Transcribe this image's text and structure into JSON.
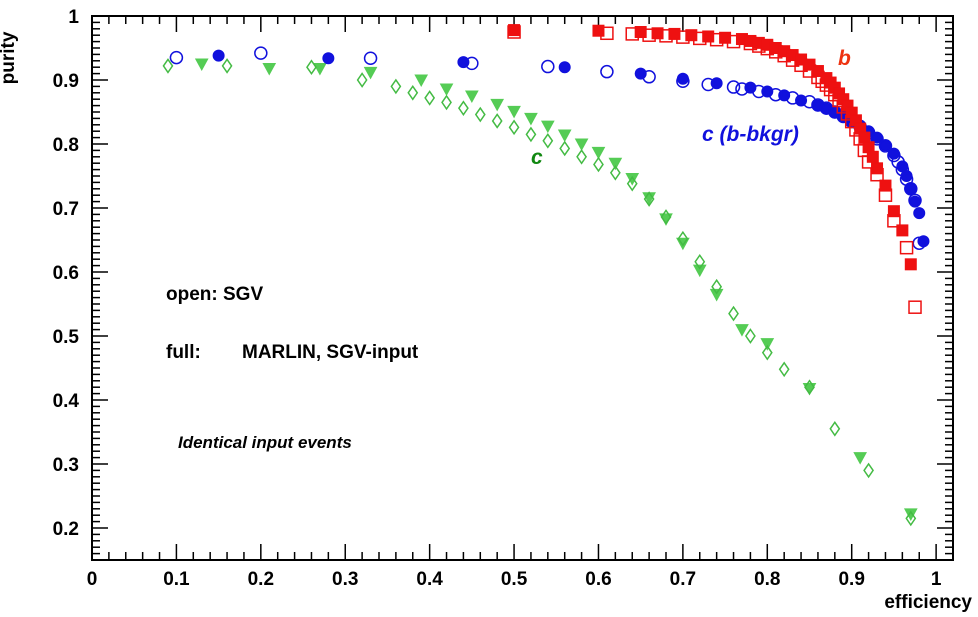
{
  "chart_data": {
    "type": "scatter",
    "xlabel": "efficiency",
    "ylabel": "purity",
    "xlim": [
      0,
      1.02
    ],
    "ylim": [
      0.15,
      1
    ],
    "x_ticks": [
      "0",
      "0.1",
      "0.2",
      "0.3",
      "0.4",
      "0.5",
      "0.6",
      "0.7",
      "0.8",
      "0.9",
      "1"
    ],
    "y_ticks": [
      "0.2",
      "0.3",
      "0.4",
      "0.5",
      "0.6",
      "0.7",
      "0.8",
      "0.9",
      "1"
    ],
    "grid": false,
    "annotations": {
      "legend_open": "open: SGV",
      "legend_full_prefix": "full:",
      "legend_full_text": "MARLIN, SGV-input",
      "note": "Identical input events"
    },
    "series_labels": {
      "b": "b",
      "c_bkgr": "c (b-bkgr)",
      "c": "c"
    },
    "colors": {
      "b": "#ee1111",
      "c_bkgr": "#1111dd",
      "c": "#55cc55"
    },
    "series": [
      {
        "key": "b",
        "style": "full",
        "marker": "square",
        "x": [
          0.5,
          0.6,
          0.65,
          0.67,
          0.69,
          0.71,
          0.73,
          0.75,
          0.77,
          0.78,
          0.79,
          0.8,
          0.81,
          0.82,
          0.83,
          0.84,
          0.85,
          0.86,
          0.87,
          0.875,
          0.88,
          0.885,
          0.89,
          0.895,
          0.9,
          0.905,
          0.91,
          0.915,
          0.92,
          0.925,
          0.93,
          0.94,
          0.95,
          0.96,
          0.97
        ],
        "y": [
          0.978,
          0.977,
          0.975,
          0.973,
          0.972,
          0.97,
          0.968,
          0.966,
          0.964,
          0.961,
          0.958,
          0.955,
          0.95,
          0.945,
          0.939,
          0.932,
          0.924,
          0.914,
          0.903,
          0.896,
          0.888,
          0.879,
          0.87,
          0.86,
          0.849,
          0.837,
          0.824,
          0.81,
          0.795,
          0.78,
          0.762,
          0.735,
          0.695,
          0.665,
          0.612
        ]
      },
      {
        "key": "b",
        "style": "open",
        "marker": "square",
        "x": [
          0.5,
          0.61,
          0.64,
          0.66,
          0.68,
          0.7,
          0.72,
          0.74,
          0.76,
          0.78,
          0.79,
          0.8,
          0.81,
          0.82,
          0.83,
          0.84,
          0.85,
          0.86,
          0.865,
          0.87,
          0.875,
          0.88,
          0.885,
          0.89,
          0.895,
          0.9,
          0.905,
          0.91,
          0.915,
          0.92,
          0.93,
          0.94,
          0.95,
          0.965,
          0.975
        ],
        "y": [
          0.975,
          0.973,
          0.972,
          0.97,
          0.969,
          0.967,
          0.965,
          0.963,
          0.96,
          0.957,
          0.953,
          0.949,
          0.944,
          0.938,
          0.931,
          0.923,
          0.914,
          0.904,
          0.898,
          0.892,
          0.885,
          0.877,
          0.868,
          0.858,
          0.847,
          0.835,
          0.822,
          0.808,
          0.79,
          0.772,
          0.752,
          0.72,
          0.68,
          0.638,
          0.545
        ]
      },
      {
        "key": "c_bkgr",
        "style": "full",
        "marker": "circle",
        "x": [
          0.15,
          0.28,
          0.44,
          0.56,
          0.65,
          0.7,
          0.74,
          0.78,
          0.8,
          0.82,
          0.84,
          0.86,
          0.87,
          0.88,
          0.89,
          0.9,
          0.91,
          0.92,
          0.93,
          0.94,
          0.95,
          0.96,
          0.965,
          0.97,
          0.975,
          0.98,
          0.985
        ],
        "y": [
          0.938,
          0.934,
          0.928,
          0.92,
          0.91,
          0.902,
          0.895,
          0.888,
          0.882,
          0.876,
          0.868,
          0.86,
          0.855,
          0.849,
          0.843,
          0.836,
          0.829,
          0.82,
          0.81,
          0.798,
          0.785,
          0.765,
          0.75,
          0.73,
          0.71,
          0.692,
          0.648
        ]
      },
      {
        "key": "c_bkgr",
        "style": "open",
        "marker": "circle",
        "x": [
          0.1,
          0.2,
          0.33,
          0.45,
          0.54,
          0.61,
          0.66,
          0.7,
          0.73,
          0.76,
          0.77,
          0.79,
          0.81,
          0.83,
          0.85,
          0.86,
          0.87,
          0.88,
          0.89,
          0.9,
          0.91,
          0.92,
          0.93,
          0.94,
          0.95,
          0.955,
          0.96,
          0.965,
          0.97,
          0.975,
          0.98
        ],
        "y": [
          0.935,
          0.942,
          0.934,
          0.926,
          0.921,
          0.913,
          0.905,
          0.898,
          0.893,
          0.889,
          0.886,
          0.882,
          0.877,
          0.872,
          0.866,
          0.861,
          0.856,
          0.85,
          0.843,
          0.835,
          0.827,
          0.818,
          0.808,
          0.797,
          0.782,
          0.772,
          0.76,
          0.745,
          0.73,
          0.712,
          0.645
        ]
      },
      {
        "key": "c",
        "style": "full",
        "marker": "triangle",
        "x": [
          0.13,
          0.21,
          0.27,
          0.33,
          0.39,
          0.42,
          0.45,
          0.48,
          0.5,
          0.52,
          0.54,
          0.56,
          0.58,
          0.6,
          0.62,
          0.64,
          0.66,
          0.68,
          0.7,
          0.72,
          0.74,
          0.77,
          0.8,
          0.85,
          0.91,
          0.97
        ],
        "y": [
          0.925,
          0.918,
          0.918,
          0.912,
          0.9,
          0.886,
          0.875,
          0.862,
          0.851,
          0.84,
          0.828,
          0.814,
          0.8,
          0.787,
          0.77,
          0.746,
          0.716,
          0.683,
          0.645,
          0.603,
          0.565,
          0.51,
          0.488,
          0.418,
          0.31,
          0.222
        ]
      },
      {
        "key": "c",
        "style": "open",
        "marker": "diamond",
        "x": [
          0.09,
          0.16,
          0.26,
          0.32,
          0.36,
          0.38,
          0.4,
          0.42,
          0.44,
          0.46,
          0.48,
          0.5,
          0.52,
          0.54,
          0.56,
          0.58,
          0.6,
          0.62,
          0.64,
          0.66,
          0.68,
          0.7,
          0.72,
          0.74,
          0.76,
          0.78,
          0.8,
          0.82,
          0.85,
          0.88,
          0.92,
          0.97
        ],
        "y": [
          0.922,
          0.922,
          0.92,
          0.9,
          0.89,
          0.88,
          0.872,
          0.865,
          0.856,
          0.846,
          0.836,
          0.826,
          0.815,
          0.805,
          0.793,
          0.78,
          0.768,
          0.755,
          0.738,
          0.714,
          0.686,
          0.652,
          0.616,
          0.577,
          0.535,
          0.5,
          0.474,
          0.448,
          0.42,
          0.355,
          0.29,
          0.215
        ]
      }
    ]
  }
}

====

Each line in the records above should be reproduced exactly; images are not copied.

Exercise output:
Transcribe this image's text and structure into JSON.
{
  "chart_data": {
    "type": "scatter",
    "xlabel": "efficiency",
    "ylabel": "purity",
    "xlim": [
      0,
      1.02
    ],
    "ylim": [
      0.15,
      1
    ],
    "x_ticks": [
      "0",
      "0.1",
      "0.2",
      "0.3",
      "0.4",
      "0.5",
      "0.6",
      "0.7",
      "0.8",
      "0.9",
      "1"
    ],
    "y_ticks": [
      "0.2",
      "0.3",
      "0.4",
      "0.5",
      "0.6",
      "0.7",
      "0.8",
      "0.9",
      "1"
    ],
    "grid": false,
    "annotations": {
      "legend_open": "open: SGV",
      "legend_full_prefix": "full:",
      "legend_full_text": "MARLIN, SGV-input",
      "note": "Identical input events"
    },
    "series_labels": {
      "b": "b",
      "c_bkgr": "c (b-bkgr)",
      "c": "c"
    },
    "colors": {
      "b": "#ee1111",
      "c_bkgr": "#1111dd",
      "c": "#55cc55"
    },
    "series": [
      {
        "key": "b",
        "style": "full",
        "marker": "square",
        "x": [
          0.5,
          0.6,
          0.65,
          0.67,
          0.69,
          0.71,
          0.73,
          0.75,
          0.77,
          0.78,
          0.79,
          0.8,
          0.81,
          0.82,
          0.83,
          0.84,
          0.85,
          0.86,
          0.87,
          0.875,
          0.88,
          0.885,
          0.89,
          0.895,
          0.9,
          0.905,
          0.91,
          0.915,
          0.92,
          0.925,
          0.93,
          0.94,
          0.95,
          0.96,
          0.97
        ],
        "y": [
          0.978,
          0.977,
          0.975,
          0.973,
          0.972,
          0.97,
          0.968,
          0.966,
          0.964,
          0.961,
          0.958,
          0.955,
          0.95,
          0.945,
          0.939,
          0.932,
          0.924,
          0.914,
          0.903,
          0.896,
          0.888,
          0.879,
          0.87,
          0.86,
          0.849,
          0.837,
          0.824,
          0.81,
          0.795,
          0.78,
          0.762,
          0.735,
          0.695,
          0.665,
          0.612
        ]
      },
      {
        "key": "b",
        "style": "open",
        "marker": "square",
        "x": [
          0.5,
          0.61,
          0.64,
          0.66,
          0.68,
          0.7,
          0.72,
          0.74,
          0.76,
          0.78,
          0.79,
          0.8,
          0.81,
          0.82,
          0.83,
          0.84,
          0.85,
          0.86,
          0.865,
          0.87,
          0.875,
          0.88,
          0.885,
          0.89,
          0.895,
          0.9,
          0.905,
          0.91,
          0.915,
          0.92,
          0.93,
          0.94,
          0.95,
          0.965,
          0.975
        ],
        "y": [
          0.975,
          0.973,
          0.972,
          0.97,
          0.969,
          0.967,
          0.965,
          0.963,
          0.96,
          0.957,
          0.953,
          0.949,
          0.944,
          0.938,
          0.931,
          0.923,
          0.914,
          0.904,
          0.898,
          0.892,
          0.885,
          0.877,
          0.868,
          0.858,
          0.847,
          0.835,
          0.822,
          0.808,
          0.79,
          0.772,
          0.752,
          0.72,
          0.68,
          0.638,
          0.545
        ]
      },
      {
        "key": "c_bkgr",
        "style": "full",
        "marker": "circle",
        "x": [
          0.15,
          0.28,
          0.44,
          0.56,
          0.65,
          0.7,
          0.74,
          0.78,
          0.8,
          0.82,
          0.84,
          0.86,
          0.87,
          0.88,
          0.89,
          0.9,
          0.91,
          0.92,
          0.93,
          0.94,
          0.95,
          0.96,
          0.965,
          0.97,
          0.975,
          0.98,
          0.985
        ],
        "y": [
          0.938,
          0.934,
          0.928,
          0.92,
          0.91,
          0.902,
          0.895,
          0.888,
          0.882,
          0.876,
          0.868,
          0.86,
          0.855,
          0.849,
          0.843,
          0.836,
          0.829,
          0.82,
          0.81,
          0.798,
          0.785,
          0.765,
          0.75,
          0.73,
          0.71,
          0.692,
          0.648
        ]
      },
      {
        "key": "c_bkgr",
        "style": "open",
        "marker": "circle",
        "x": [
          0.1,
          0.2,
          0.33,
          0.45,
          0.54,
          0.61,
          0.66,
          0.7,
          0.73,
          0.76,
          0.77,
          0.79,
          0.81,
          0.83,
          0.85,
          0.86,
          0.87,
          0.88,
          0.89,
          0.9,
          0.91,
          0.92,
          0.93,
          0.94,
          0.95,
          0.955,
          0.96,
          0.965,
          0.97,
          0.975,
          0.98
        ],
        "y": [
          0.935,
          0.942,
          0.934,
          0.926,
          0.921,
          0.913,
          0.905,
          0.898,
          0.893,
          0.889,
          0.886,
          0.882,
          0.877,
          0.872,
          0.866,
          0.861,
          0.856,
          0.85,
          0.843,
          0.835,
          0.827,
          0.818,
          0.808,
          0.797,
          0.782,
          0.772,
          0.76,
          0.745,
          0.73,
          0.712,
          0.645
        ]
      },
      {
        "key": "c",
        "style": "full",
        "marker": "triangle",
        "x": [
          0.13,
          0.21,
          0.27,
          0.33,
          0.39,
          0.42,
          0.45,
          0.48,
          0.5,
          0.52,
          0.54,
          0.56,
          0.58,
          0.6,
          0.62,
          0.64,
          0.66,
          0.68,
          0.7,
          0.72,
          0.74,
          0.77,
          0.8,
          0.85,
          0.91,
          0.97
        ],
        "y": [
          0.925,
          0.918,
          0.918,
          0.912,
          0.9,
          0.886,
          0.875,
          0.862,
          0.851,
          0.84,
          0.828,
          0.814,
          0.8,
          0.787,
          0.77,
          0.746,
          0.716,
          0.683,
          0.645,
          0.603,
          0.565,
          0.51,
          0.488,
          0.418,
          0.31,
          0.222
        ]
      },
      {
        "key": "c",
        "style": "open",
        "marker": "diamond",
        "x": [
          0.09,
          0.16,
          0.26,
          0.32,
          0.36,
          0.38,
          0.4,
          0.42,
          0.44,
          0.46,
          0.48,
          0.5,
          0.52,
          0.54,
          0.56,
          0.58,
          0.6,
          0.62,
          0.64,
          0.66,
          0.68,
          0.7,
          0.72,
          0.74,
          0.76,
          0.78,
          0.8,
          0.82,
          0.85,
          0.88,
          0.92,
          0.97
        ],
        "y": [
          0.922,
          0.922,
          0.92,
          0.9,
          0.89,
          0.88,
          0.872,
          0.865,
          0.856,
          0.846,
          0.836,
          0.826,
          0.815,
          0.805,
          0.793,
          0.78,
          0.768,
          0.755,
          0.738,
          0.714,
          0.686,
          0.652,
          0.616,
          0.577,
          0.535,
          0.5,
          0.474,
          0.448,
          0.42,
          0.355,
          0.29,
          0.215
        ]
      }
    ]
  }
}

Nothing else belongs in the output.